Retype the material below. Keep every word exactly as it is.

→ **Dataset records**:
○ ○ ○

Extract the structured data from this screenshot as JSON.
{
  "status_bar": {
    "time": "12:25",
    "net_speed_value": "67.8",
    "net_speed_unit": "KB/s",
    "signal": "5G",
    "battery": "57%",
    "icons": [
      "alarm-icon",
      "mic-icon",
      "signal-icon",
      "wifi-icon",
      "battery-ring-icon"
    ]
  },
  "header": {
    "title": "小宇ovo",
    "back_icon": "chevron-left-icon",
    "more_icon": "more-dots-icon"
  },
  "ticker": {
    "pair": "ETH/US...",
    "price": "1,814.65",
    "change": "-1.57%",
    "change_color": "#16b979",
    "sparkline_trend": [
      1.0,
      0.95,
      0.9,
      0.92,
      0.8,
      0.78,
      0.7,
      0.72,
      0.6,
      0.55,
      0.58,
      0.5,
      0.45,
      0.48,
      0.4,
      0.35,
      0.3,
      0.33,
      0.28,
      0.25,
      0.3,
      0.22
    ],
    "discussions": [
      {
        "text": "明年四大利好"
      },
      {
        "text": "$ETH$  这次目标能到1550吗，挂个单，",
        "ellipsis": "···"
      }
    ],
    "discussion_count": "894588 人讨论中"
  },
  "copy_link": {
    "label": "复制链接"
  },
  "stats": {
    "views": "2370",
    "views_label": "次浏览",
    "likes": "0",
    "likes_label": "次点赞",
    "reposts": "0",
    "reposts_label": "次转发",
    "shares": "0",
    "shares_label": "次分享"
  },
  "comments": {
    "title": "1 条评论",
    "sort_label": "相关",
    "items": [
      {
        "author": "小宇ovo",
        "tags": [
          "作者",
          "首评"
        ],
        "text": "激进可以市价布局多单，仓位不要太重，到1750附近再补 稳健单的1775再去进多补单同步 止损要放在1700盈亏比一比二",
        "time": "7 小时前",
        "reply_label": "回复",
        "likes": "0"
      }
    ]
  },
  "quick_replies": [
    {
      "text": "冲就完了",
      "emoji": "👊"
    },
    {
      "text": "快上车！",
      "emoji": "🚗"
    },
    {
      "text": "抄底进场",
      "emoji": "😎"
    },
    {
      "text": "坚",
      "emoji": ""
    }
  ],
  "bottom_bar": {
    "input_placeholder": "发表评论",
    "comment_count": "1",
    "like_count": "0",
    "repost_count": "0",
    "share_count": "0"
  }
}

○ ○ ○

→ **CORRECT OUTPUT**:
Extract the structured data from this screenshot as JSON.
{
  "status_bar": {
    "time": "12:25",
    "net_speed_value": "67.8",
    "net_speed_unit": "KB/s",
    "signal": "5G",
    "battery": "57%",
    "icons": [
      "alarm-icon",
      "mic-icon",
      "signal-icon",
      "wifi-icon",
      "battery-ring-icon"
    ]
  },
  "header": {
    "title": "小宇ovo",
    "back_icon": "chevron-left-icon",
    "more_icon": "more-dots-icon"
  },
  "ticker": {
    "pair": "ETH/US...",
    "price": "1,814.65",
    "change": "-1.57%",
    "change_color": "#16b979",
    "sparkline_trend": [
      1.0,
      0.95,
      0.9,
      0.92,
      0.8,
      0.78,
      0.7,
      0.72,
      0.6,
      0.55,
      0.58,
      0.5,
      0.45,
      0.48,
      0.4,
      0.35,
      0.3,
      0.33,
      0.28,
      0.25,
      0.3,
      0.22
    ],
    "discussions": [
      {
        "text": "明年四大利好"
      },
      {
        "text": "$ETH$  这次目标能到1550吗，挂个单，",
        "ellipsis": "···"
      }
    ],
    "discussion_count": "894588 人讨论中"
  },
  "copy_link": {
    "label": "复制链接"
  },
  "stats": {
    "views": "2370",
    "views_label": "次浏览",
    "likes": "0",
    "likes_label": "次点赞",
    "reposts": "0",
    "reposts_label": "次转发",
    "shares": "0",
    "shares_label": "次分享"
  },
  "comments": {
    "title": "1 条评论",
    "sort_label": "相关",
    "items": [
      {
        "author": "小宇ovo",
        "tags": [
          "作者",
          "首评"
        ],
        "text": "激进可以市价布局多单，仓位不要太重，到1750附近再补 稳健单的1775再去进多补单同步 止损要放在1700盈亏比一比二",
        "time": "7 小时前",
        "reply_label": "回复",
        "likes": "0"
      }
    ]
  },
  "quick_replies": [
    {
      "text": "冲就完了",
      "emoji": "👊"
    },
    {
      "text": "快上车！",
      "emoji": "🚗"
    },
    {
      "text": "抄底进场",
      "emoji": "😎"
    },
    {
      "text": "坚",
      "emoji": ""
    }
  ],
  "bottom_bar": {
    "input_placeholder": "发表评论",
    "comment_count": "1",
    "like_count": "0",
    "repost_count": "0",
    "share_count": "0"
  }
}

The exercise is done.